* Begin TASK INPUT *
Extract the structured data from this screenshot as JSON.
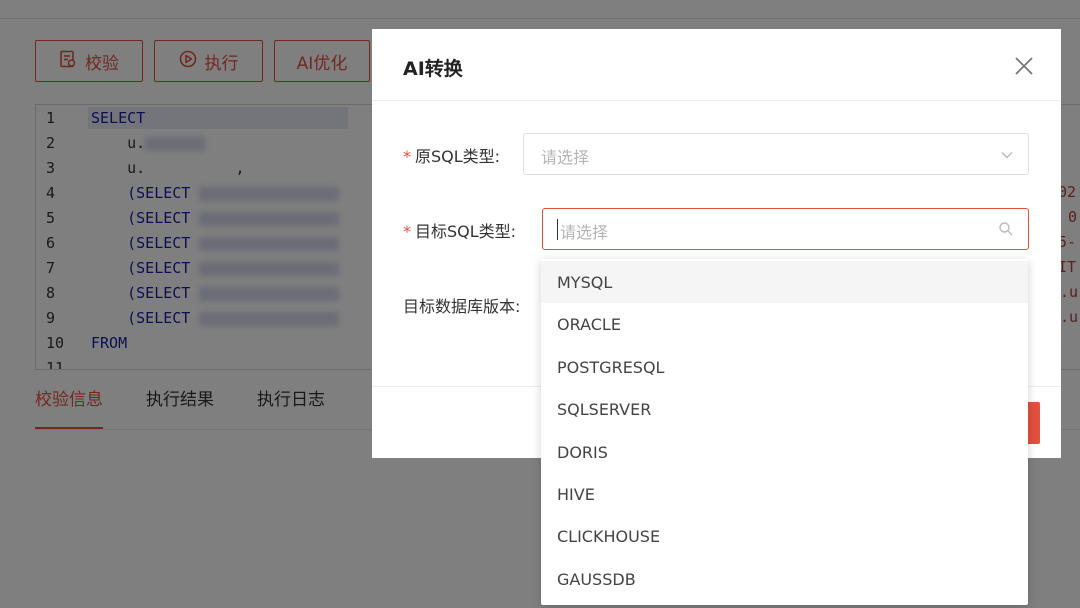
{
  "toolbar": {
    "validate_label": "校验",
    "execute_label": "执行",
    "ai_optimize_label": "AI优化"
  },
  "editor": {
    "line_numbers": [
      "1",
      "2",
      "3",
      "4",
      "5",
      "6",
      "7",
      "8",
      "9",
      "10",
      "11"
    ],
    "lines": [
      {
        "kw": "SELECT",
        "text": ""
      },
      {
        "kw": "",
        "text": "    u."
      },
      {
        "kw": "",
        "text": "    u.          ,"
      },
      {
        "kw": "",
        "text": "    (SELECT"
      },
      {
        "kw": "",
        "text": "    (SELECT"
      },
      {
        "kw": "",
        "text": "    (SELECT"
      },
      {
        "kw": "",
        "text": "    (SELECT"
      },
      {
        "kw": "",
        "text": "    (SELECT"
      },
      {
        "kw": "",
        "text": "    (SELECT"
      },
      {
        "kw": "FROM",
        "text": ""
      }
    ],
    "right_fragments": [
      "02",
      "0",
      "5-",
      "IT",
      ".u",
      ".u"
    ]
  },
  "tabs": [
    {
      "label": "校验信息",
      "active": true
    },
    {
      "label": "执行结果",
      "active": false
    },
    {
      "label": "执行日志",
      "active": false
    }
  ],
  "dialog": {
    "title": "AI转换",
    "source_type_label": "原SQL类型:",
    "source_type_placeholder": "请选择",
    "target_type_label": "目标SQL类型:",
    "target_type_placeholder": "请选择",
    "target_version_label": "目标数据库版本:"
  },
  "dropdown": {
    "options": [
      "MYSQL",
      "ORACLE",
      "POSTGRESQL",
      "SQLSERVER",
      "DORIS",
      "HIVE",
      "CLICKHOUSE",
      "GAUSSDB"
    ],
    "hovered_index": 0
  },
  "colors": {
    "accent": "#e2503f",
    "keyword": "#1a1aa6"
  }
}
* End TASK INPUT *
Repeat the material exactly as it reads, without any of its pictures.

Extract the structured data from this screenshot as JSON.
{
  "toolbar": {
    "validate_label": "校验",
    "execute_label": "执行",
    "ai_optimize_label": "AI优化"
  },
  "editor": {
    "line_numbers": [
      "1",
      "2",
      "3",
      "4",
      "5",
      "6",
      "7",
      "8",
      "9",
      "10",
      "11"
    ],
    "lines": [
      {
        "kw": "SELECT",
        "text": ""
      },
      {
        "kw": "",
        "text": "    u."
      },
      {
        "kw": "",
        "text": "    u.          ,"
      },
      {
        "kw": "",
        "text": "    (SELECT"
      },
      {
        "kw": "",
        "text": "    (SELECT"
      },
      {
        "kw": "",
        "text": "    (SELECT"
      },
      {
        "kw": "",
        "text": "    (SELECT"
      },
      {
        "kw": "",
        "text": "    (SELECT"
      },
      {
        "kw": "",
        "text": "    (SELECT"
      },
      {
        "kw": "FROM",
        "text": ""
      }
    ],
    "right_fragments": [
      "02",
      "0",
      "5-",
      "IT",
      ".u",
      ".u"
    ]
  },
  "tabs": [
    {
      "label": "校验信息",
      "active": true
    },
    {
      "label": "执行结果",
      "active": false
    },
    {
      "label": "执行日志",
      "active": false
    }
  ],
  "dialog": {
    "title": "AI转换",
    "source_type_label": "原SQL类型:",
    "source_type_placeholder": "请选择",
    "target_type_label": "目标SQL类型:",
    "target_type_placeholder": "请选择",
    "target_version_label": "目标数据库版本:"
  },
  "dropdown": {
    "options": [
      "MYSQL",
      "ORACLE",
      "POSTGRESQL",
      "SQLSERVER",
      "DORIS",
      "HIVE",
      "CLICKHOUSE",
      "GAUSSDB"
    ],
    "hovered_index": 0
  },
  "colors": {
    "accent": "#e2503f",
    "keyword": "#1a1aa6"
  }
}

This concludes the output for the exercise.